→ PROBLEM
Write out the whole listing again, exactly as given.

→ DATA SECTION

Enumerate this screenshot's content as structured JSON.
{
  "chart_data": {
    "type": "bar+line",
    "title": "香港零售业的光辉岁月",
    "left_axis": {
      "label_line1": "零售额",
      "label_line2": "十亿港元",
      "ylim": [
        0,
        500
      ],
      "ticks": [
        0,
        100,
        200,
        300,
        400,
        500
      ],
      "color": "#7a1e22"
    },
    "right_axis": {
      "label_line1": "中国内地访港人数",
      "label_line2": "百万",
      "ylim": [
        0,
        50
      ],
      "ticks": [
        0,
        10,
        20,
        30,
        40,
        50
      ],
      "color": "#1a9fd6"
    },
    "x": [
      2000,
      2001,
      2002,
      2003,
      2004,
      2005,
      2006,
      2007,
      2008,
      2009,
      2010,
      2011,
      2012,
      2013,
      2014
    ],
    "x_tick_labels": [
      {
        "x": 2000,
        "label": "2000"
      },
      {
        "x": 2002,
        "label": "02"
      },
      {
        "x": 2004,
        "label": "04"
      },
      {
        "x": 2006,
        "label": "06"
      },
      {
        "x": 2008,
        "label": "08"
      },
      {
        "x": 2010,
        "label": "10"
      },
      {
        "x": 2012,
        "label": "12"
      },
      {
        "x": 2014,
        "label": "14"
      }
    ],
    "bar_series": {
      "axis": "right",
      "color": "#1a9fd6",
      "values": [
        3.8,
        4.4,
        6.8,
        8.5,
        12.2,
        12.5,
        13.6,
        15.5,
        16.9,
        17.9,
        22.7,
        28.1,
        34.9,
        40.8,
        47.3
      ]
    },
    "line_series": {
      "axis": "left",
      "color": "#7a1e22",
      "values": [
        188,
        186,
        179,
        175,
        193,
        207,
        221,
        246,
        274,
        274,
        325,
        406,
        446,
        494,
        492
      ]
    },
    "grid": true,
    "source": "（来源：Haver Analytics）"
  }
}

→ OUTPUT FOR THIS TASK
Enumerate this screenshot's content as structured JSON.
{
  "chart_data": {
    "type": "bar+line",
    "title": "香港零售业的光辉岁月",
    "left_axis": {
      "label_line1": "零售额",
      "label_line2": "十亿港元",
      "ylim": [
        0,
        500
      ],
      "ticks": [
        0,
        100,
        200,
        300,
        400,
        500
      ],
      "color": "#7a1e22"
    },
    "right_axis": {
      "label_line1": "中国内地访港人数",
      "label_line2": "百万",
      "ylim": [
        0,
        50
      ],
      "ticks": [
        0,
        10,
        20,
        30,
        40,
        50
      ],
      "color": "#1a9fd6"
    },
    "x": [
      2000,
      2001,
      2002,
      2003,
      2004,
      2005,
      2006,
      2007,
      2008,
      2009,
      2010,
      2011,
      2012,
      2013,
      2014
    ],
    "x_tick_labels": [
      {
        "x": 2000,
        "label": "2000"
      },
      {
        "x": 2002,
        "label": "02"
      },
      {
        "x": 2004,
        "label": "04"
      },
      {
        "x": 2006,
        "label": "06"
      },
      {
        "x": 2008,
        "label": "08"
      },
      {
        "x": 2010,
        "label": "10"
      },
      {
        "x": 2012,
        "label": "12"
      },
      {
        "x": 2014,
        "label": "14"
      }
    ],
    "bar_series": {
      "axis": "right",
      "color": "#1a9fd6",
      "values": [
        3.8,
        4.4,
        6.8,
        8.5,
        12.2,
        12.5,
        13.6,
        15.5,
        16.9,
        17.9,
        22.7,
        28.1,
        34.9,
        40.8,
        47.3
      ]
    },
    "line_series": {
      "axis": "left",
      "color": "#7a1e22",
      "values": [
        188,
        186,
        179,
        175,
        193,
        207,
        221,
        246,
        274,
        274,
        325,
        406,
        446,
        494,
        492
      ]
    },
    "grid": true,
    "source": "（来源：Haver Analytics）"
  }
}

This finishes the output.